#### Entries shown ####

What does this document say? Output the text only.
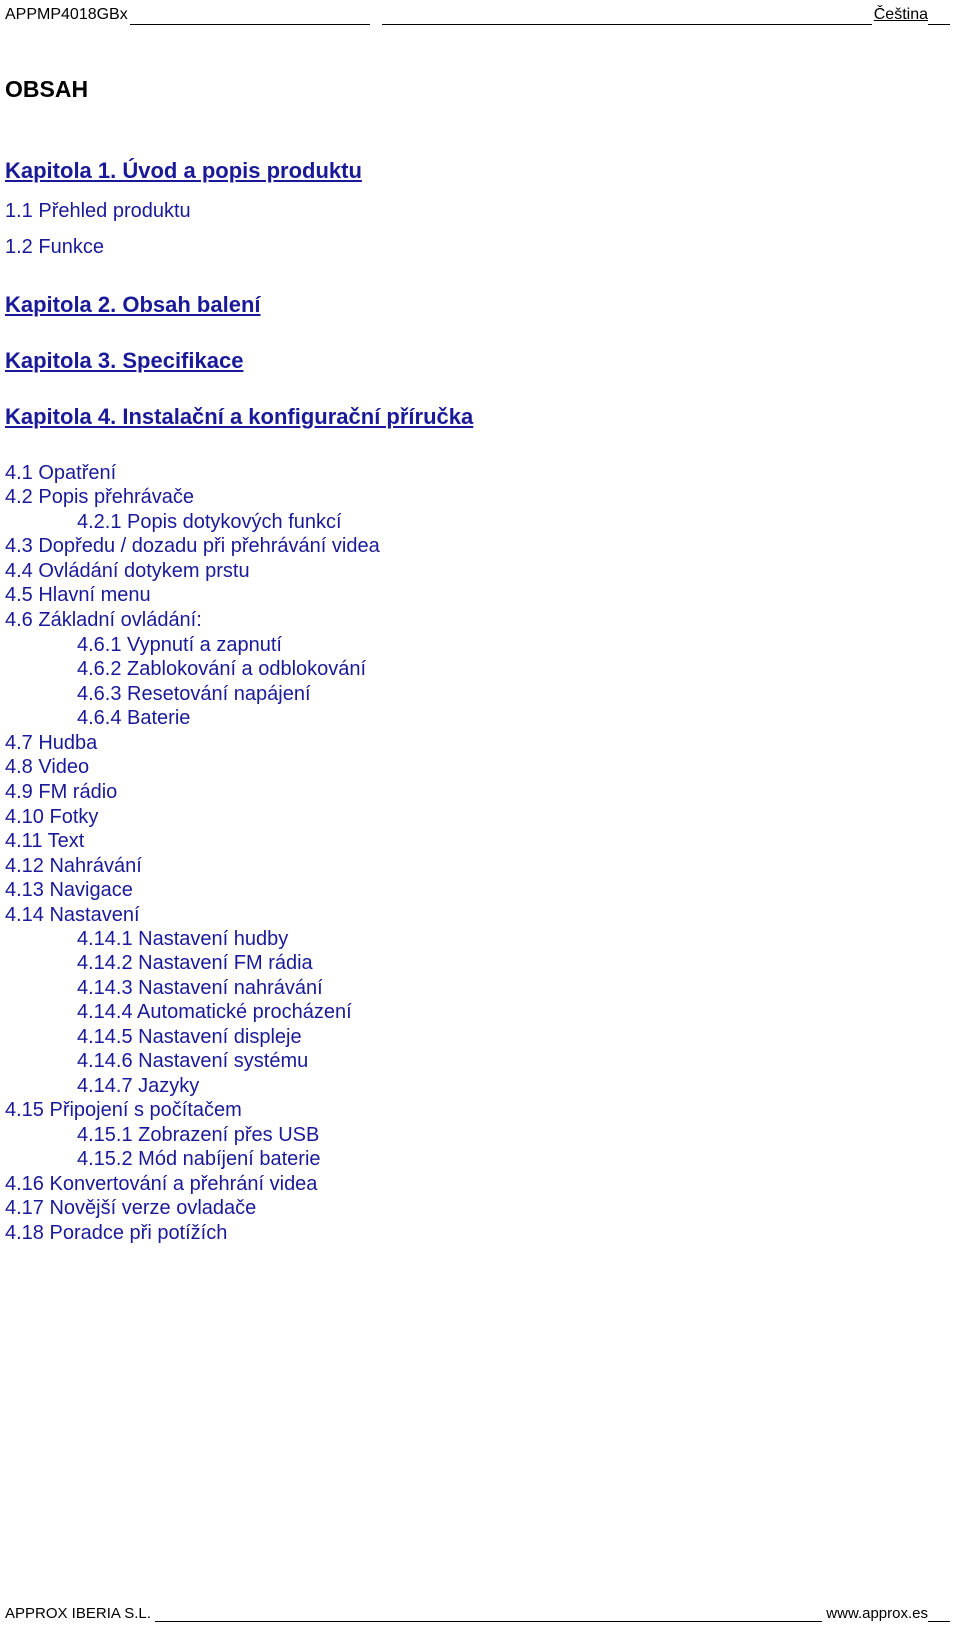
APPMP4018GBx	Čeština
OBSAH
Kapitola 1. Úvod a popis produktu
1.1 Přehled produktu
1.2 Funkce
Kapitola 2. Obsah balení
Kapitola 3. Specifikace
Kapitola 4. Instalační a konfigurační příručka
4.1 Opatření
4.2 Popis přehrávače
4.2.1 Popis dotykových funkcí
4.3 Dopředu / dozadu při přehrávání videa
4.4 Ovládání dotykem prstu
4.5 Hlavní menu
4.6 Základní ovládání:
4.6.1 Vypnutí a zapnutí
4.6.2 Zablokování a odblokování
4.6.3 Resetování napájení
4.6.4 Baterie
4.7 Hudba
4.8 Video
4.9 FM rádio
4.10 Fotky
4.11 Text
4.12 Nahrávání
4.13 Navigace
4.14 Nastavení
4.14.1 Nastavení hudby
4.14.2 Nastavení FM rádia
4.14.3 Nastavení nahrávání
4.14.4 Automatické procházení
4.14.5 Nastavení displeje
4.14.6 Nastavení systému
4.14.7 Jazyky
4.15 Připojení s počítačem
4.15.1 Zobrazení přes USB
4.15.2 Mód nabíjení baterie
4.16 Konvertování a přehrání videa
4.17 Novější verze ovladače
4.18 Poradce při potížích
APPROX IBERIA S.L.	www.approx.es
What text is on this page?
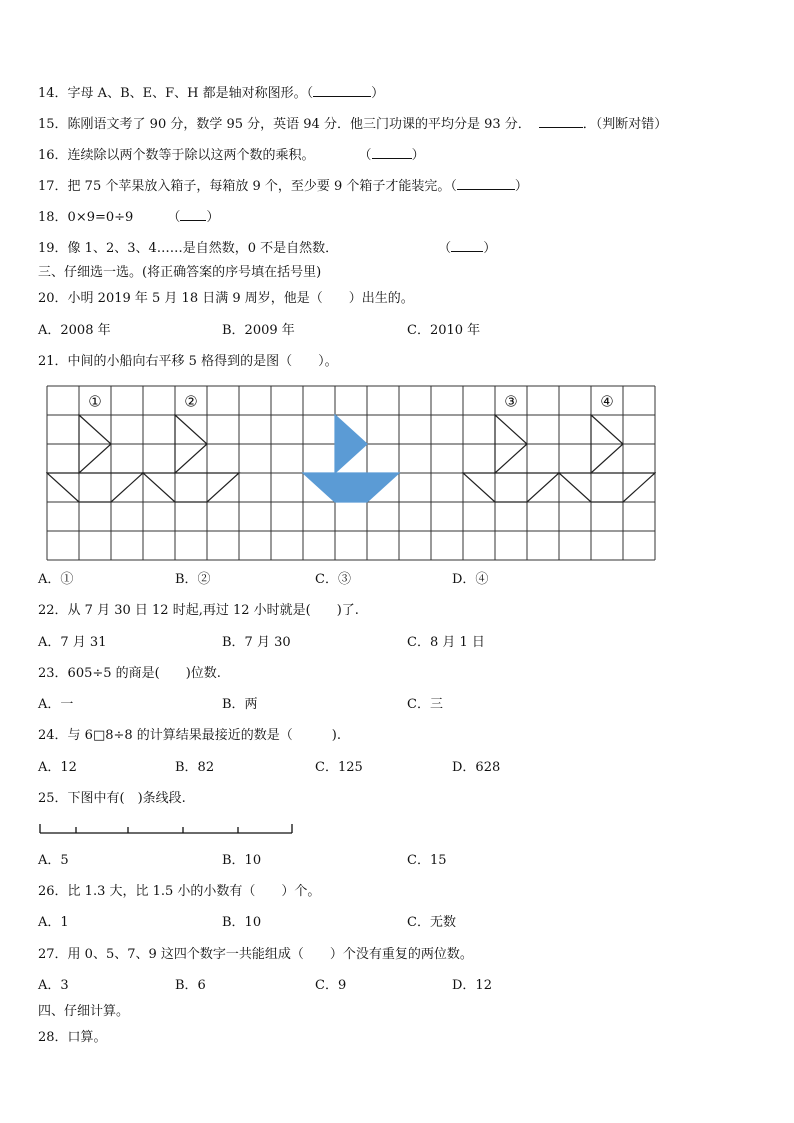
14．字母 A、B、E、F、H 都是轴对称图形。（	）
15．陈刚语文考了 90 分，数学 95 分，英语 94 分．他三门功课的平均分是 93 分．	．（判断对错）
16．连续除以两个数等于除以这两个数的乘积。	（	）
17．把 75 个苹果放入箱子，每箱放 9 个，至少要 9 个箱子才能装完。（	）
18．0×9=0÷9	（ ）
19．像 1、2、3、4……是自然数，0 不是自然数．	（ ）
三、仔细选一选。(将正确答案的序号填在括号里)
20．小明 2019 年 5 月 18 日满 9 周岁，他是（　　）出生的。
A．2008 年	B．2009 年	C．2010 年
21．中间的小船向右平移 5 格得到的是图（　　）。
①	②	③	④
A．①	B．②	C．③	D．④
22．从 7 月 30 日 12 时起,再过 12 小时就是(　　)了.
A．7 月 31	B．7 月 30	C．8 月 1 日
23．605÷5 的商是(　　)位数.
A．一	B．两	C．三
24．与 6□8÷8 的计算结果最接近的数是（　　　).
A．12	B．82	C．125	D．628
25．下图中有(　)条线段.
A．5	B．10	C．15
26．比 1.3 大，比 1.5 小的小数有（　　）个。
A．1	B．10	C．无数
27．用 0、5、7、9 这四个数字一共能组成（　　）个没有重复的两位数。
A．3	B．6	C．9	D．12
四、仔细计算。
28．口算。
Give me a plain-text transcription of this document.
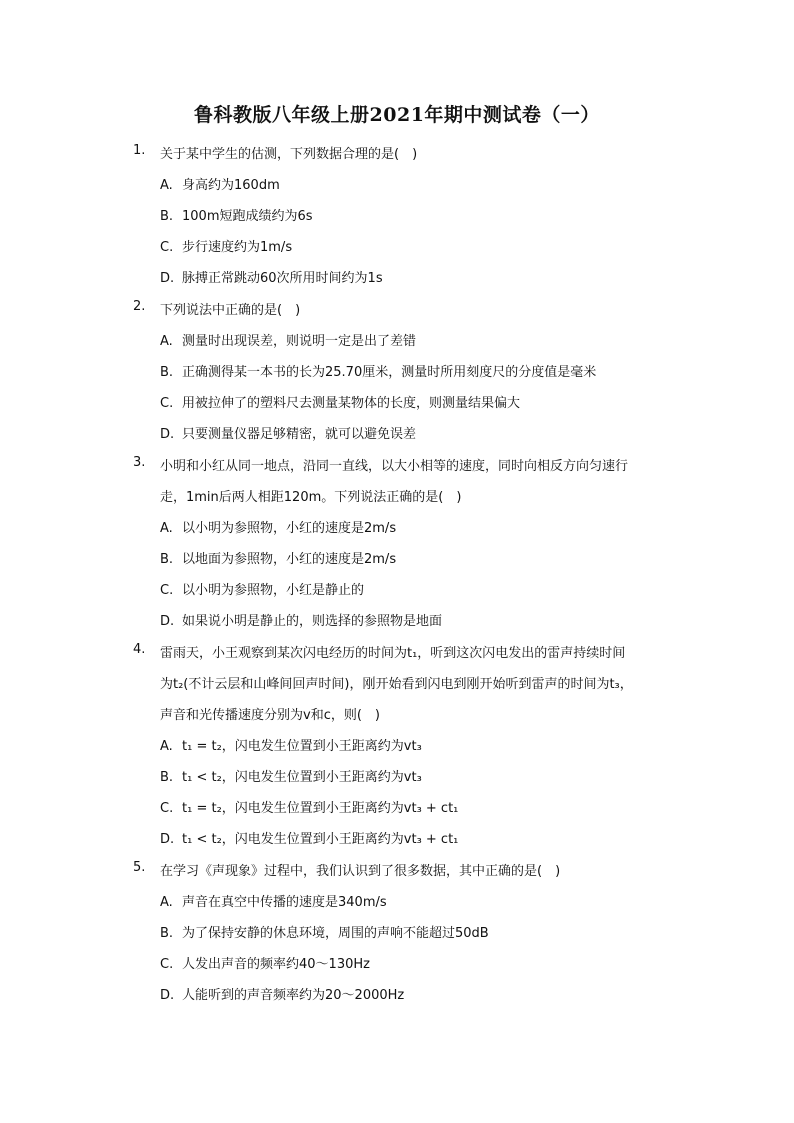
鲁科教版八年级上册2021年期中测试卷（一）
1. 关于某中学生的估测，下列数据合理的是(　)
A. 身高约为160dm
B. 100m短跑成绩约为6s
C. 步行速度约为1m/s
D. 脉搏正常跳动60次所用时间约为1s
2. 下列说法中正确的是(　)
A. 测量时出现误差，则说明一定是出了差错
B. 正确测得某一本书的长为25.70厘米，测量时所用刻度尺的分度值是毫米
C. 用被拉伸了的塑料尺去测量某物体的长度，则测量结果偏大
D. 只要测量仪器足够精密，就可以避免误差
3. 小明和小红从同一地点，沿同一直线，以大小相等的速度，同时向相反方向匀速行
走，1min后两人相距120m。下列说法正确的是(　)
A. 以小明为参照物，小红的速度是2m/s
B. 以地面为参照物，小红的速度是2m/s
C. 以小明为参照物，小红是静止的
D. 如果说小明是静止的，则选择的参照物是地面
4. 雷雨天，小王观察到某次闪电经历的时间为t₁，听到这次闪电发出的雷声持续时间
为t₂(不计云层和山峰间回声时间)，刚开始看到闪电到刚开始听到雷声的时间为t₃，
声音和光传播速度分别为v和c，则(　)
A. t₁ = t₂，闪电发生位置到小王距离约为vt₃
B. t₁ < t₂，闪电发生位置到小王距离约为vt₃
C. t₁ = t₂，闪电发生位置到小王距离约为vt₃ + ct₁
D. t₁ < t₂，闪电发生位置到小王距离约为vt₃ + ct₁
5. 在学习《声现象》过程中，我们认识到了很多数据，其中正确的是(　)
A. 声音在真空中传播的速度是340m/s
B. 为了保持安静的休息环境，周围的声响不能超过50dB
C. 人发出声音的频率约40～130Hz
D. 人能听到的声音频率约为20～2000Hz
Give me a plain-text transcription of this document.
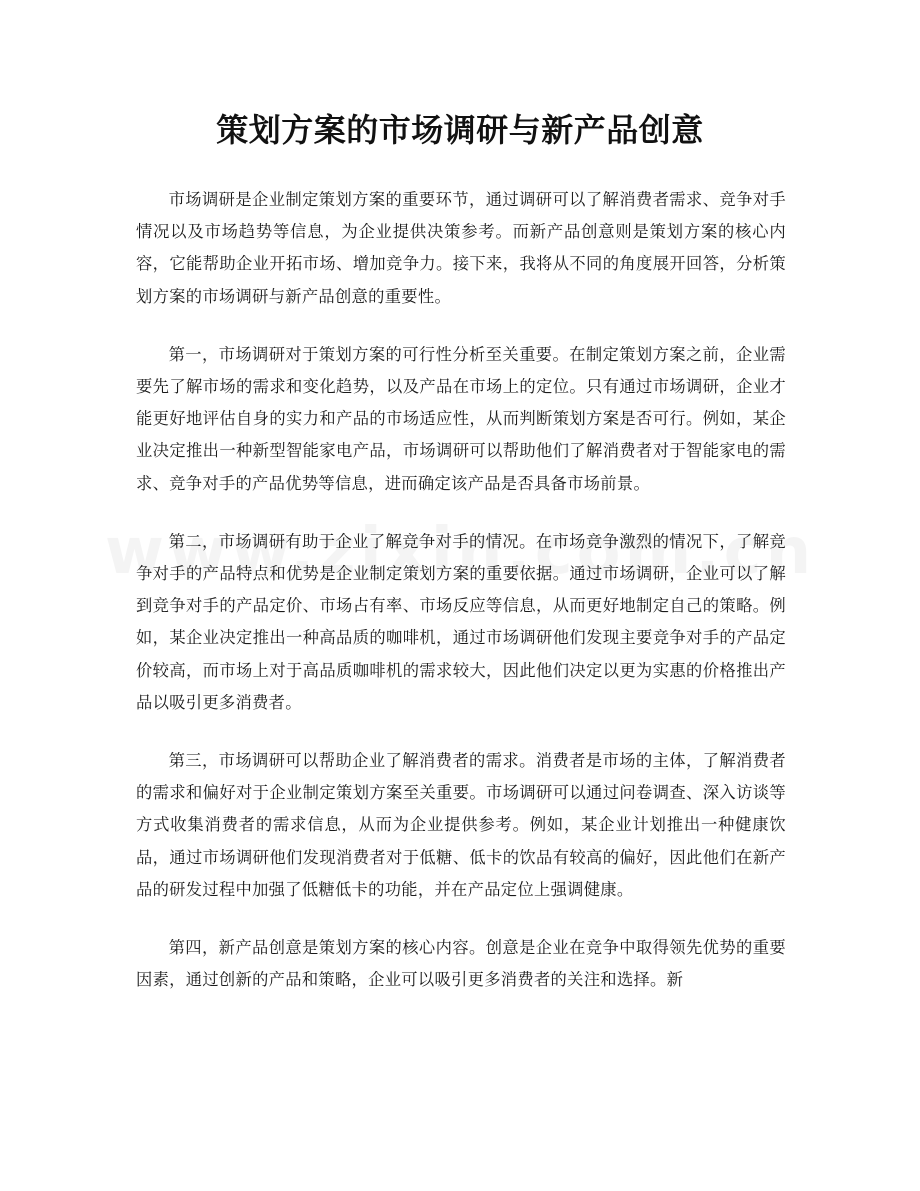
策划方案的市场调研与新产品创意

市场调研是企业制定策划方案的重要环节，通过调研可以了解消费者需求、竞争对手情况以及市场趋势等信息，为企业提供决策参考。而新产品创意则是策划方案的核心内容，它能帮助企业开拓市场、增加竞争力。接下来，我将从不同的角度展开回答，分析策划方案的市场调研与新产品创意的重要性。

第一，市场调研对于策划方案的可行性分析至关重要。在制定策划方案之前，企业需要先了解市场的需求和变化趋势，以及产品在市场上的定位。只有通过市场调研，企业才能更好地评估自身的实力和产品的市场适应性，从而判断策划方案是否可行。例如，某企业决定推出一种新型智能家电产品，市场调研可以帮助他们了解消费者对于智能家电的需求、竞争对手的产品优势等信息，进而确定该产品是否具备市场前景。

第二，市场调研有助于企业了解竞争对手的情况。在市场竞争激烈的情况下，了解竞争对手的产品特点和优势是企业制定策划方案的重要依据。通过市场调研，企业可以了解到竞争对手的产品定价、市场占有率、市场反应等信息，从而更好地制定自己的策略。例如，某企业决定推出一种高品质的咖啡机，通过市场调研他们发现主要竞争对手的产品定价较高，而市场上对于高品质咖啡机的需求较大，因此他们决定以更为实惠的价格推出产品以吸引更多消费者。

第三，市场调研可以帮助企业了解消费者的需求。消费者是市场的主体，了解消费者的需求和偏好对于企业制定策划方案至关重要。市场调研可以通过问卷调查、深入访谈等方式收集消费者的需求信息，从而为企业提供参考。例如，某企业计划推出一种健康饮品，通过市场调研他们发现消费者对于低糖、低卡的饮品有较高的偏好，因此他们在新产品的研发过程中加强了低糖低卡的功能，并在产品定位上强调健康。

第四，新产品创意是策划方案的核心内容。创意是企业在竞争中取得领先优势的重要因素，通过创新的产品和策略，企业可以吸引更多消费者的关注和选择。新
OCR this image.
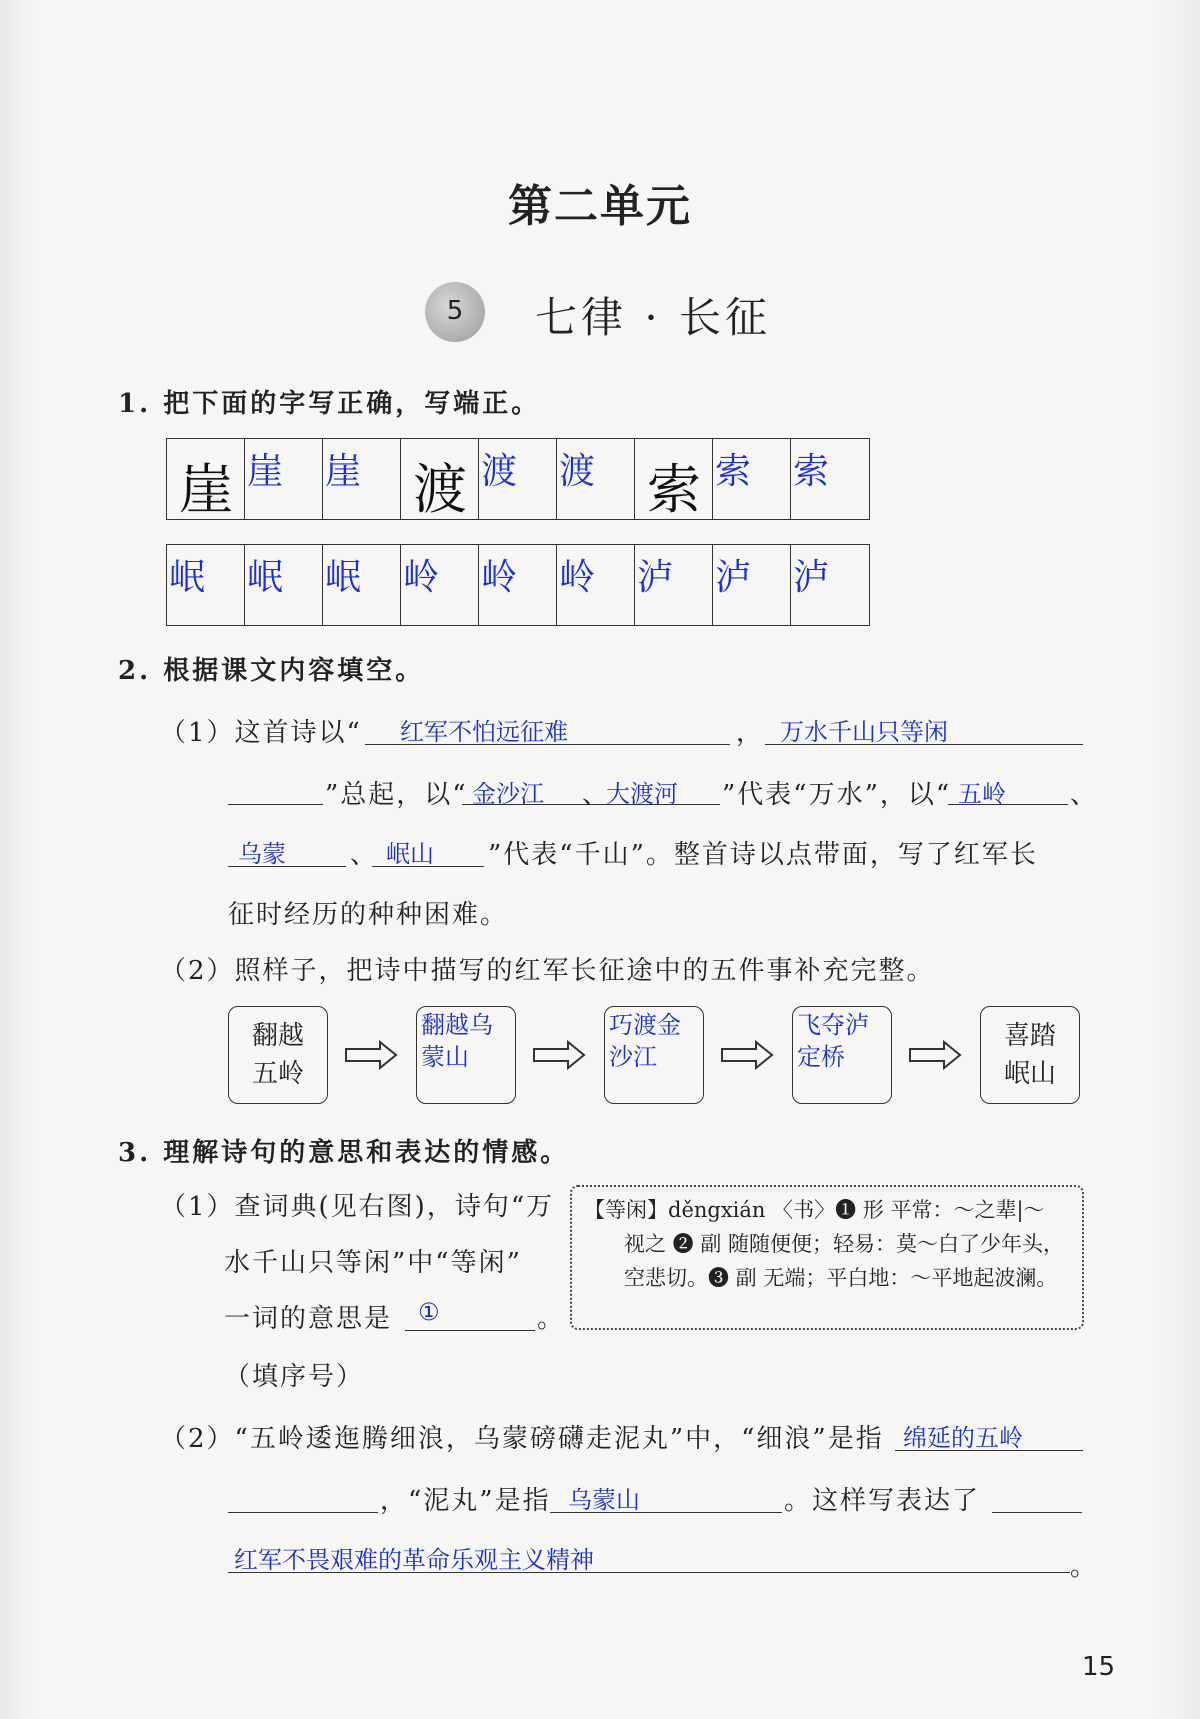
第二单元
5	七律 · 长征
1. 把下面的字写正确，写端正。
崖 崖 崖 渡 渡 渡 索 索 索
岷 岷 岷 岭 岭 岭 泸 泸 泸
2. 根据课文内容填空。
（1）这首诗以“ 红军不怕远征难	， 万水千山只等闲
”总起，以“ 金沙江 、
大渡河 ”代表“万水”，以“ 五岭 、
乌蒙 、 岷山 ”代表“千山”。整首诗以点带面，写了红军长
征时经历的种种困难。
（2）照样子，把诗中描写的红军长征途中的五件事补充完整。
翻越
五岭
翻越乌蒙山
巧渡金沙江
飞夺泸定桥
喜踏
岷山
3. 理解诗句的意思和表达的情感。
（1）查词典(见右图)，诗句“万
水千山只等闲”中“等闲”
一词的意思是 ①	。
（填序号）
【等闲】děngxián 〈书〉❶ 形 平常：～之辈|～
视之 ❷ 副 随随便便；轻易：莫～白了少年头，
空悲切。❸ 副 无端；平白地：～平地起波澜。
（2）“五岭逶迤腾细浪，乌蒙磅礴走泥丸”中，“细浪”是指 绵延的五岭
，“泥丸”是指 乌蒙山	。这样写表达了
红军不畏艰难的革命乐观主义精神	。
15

####

— Task description —
Pull out every line of the records above that contains the word "videa".

— Exercise solution —
4.3 Dopředu / dozadu při přehrávání videa
4.16 Konvertování a přehrání videa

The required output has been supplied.